§ TASK TO COMPLETE:
Repeat the items exactly, starting at the line containing "What elements are" and ending at the line containing "text 惰性气体: [43, 190, 100, 203]", both lines included. Do not include the pictures in your answer.

§ EXERCISE DATA:
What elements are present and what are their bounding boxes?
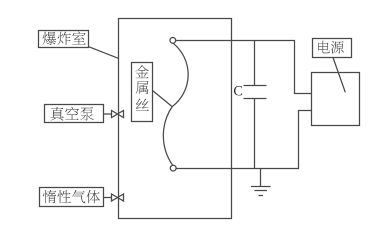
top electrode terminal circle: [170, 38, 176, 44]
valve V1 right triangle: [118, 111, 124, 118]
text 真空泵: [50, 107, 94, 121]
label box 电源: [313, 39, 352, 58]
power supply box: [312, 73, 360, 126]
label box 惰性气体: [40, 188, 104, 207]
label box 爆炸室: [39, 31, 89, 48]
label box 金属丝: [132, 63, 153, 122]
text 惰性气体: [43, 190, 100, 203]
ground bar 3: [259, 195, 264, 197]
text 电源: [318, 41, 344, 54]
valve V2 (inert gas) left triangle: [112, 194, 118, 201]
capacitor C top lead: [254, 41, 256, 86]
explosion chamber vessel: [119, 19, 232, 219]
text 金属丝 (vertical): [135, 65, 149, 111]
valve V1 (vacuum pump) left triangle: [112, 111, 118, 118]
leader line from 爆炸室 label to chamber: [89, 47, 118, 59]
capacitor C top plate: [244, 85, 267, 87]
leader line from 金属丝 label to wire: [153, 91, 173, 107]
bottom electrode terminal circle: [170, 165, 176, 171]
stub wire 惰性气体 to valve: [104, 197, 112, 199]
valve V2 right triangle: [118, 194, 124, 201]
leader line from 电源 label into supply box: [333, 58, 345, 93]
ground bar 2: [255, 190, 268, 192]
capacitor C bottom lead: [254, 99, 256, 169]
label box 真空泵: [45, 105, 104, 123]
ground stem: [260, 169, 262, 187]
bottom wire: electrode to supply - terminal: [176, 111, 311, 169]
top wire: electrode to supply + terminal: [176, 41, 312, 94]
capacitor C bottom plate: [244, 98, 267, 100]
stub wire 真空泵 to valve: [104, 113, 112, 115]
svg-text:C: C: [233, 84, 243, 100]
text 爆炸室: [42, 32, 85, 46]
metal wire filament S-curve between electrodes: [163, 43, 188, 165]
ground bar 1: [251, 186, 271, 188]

---

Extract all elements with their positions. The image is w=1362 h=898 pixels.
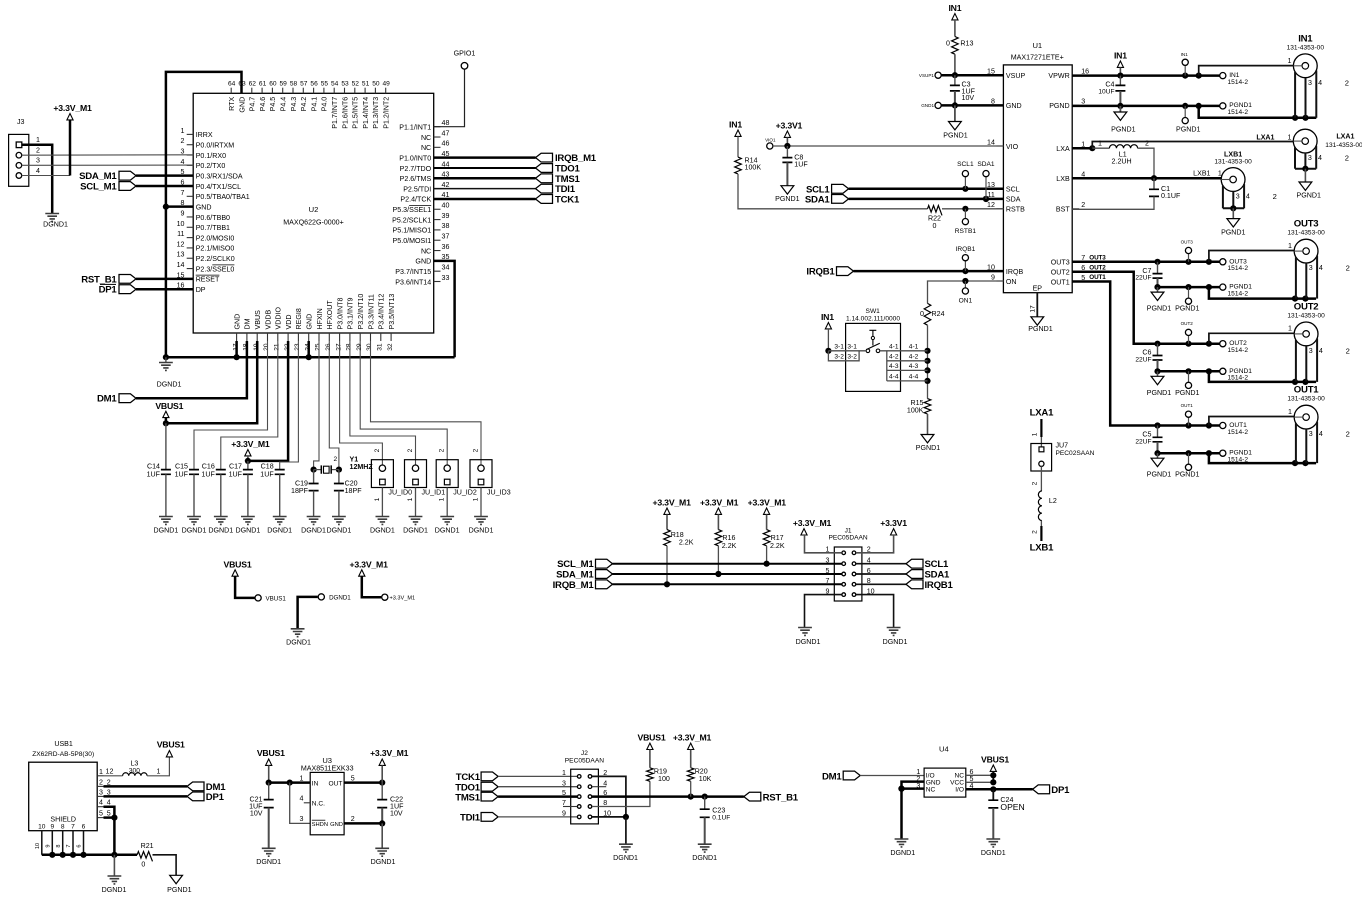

§ SOLUTION FOR THIS TASK:
What elements are present and what are their bounding boxes?
top electrode terminal circle: [170, 38, 176, 44]
valve V1 right triangle: [118, 111, 124, 118]
text 真空泵: [50, 107, 94, 121]
label box 电源: [313, 39, 352, 58]
power supply box: [312, 73, 360, 126]
label box 惰性气体: [40, 188, 104, 207]
label box 爆炸室: [39, 31, 89, 48]
label box 金属丝: [132, 63, 153, 122]
text 惰性气体: [43, 190, 100, 203]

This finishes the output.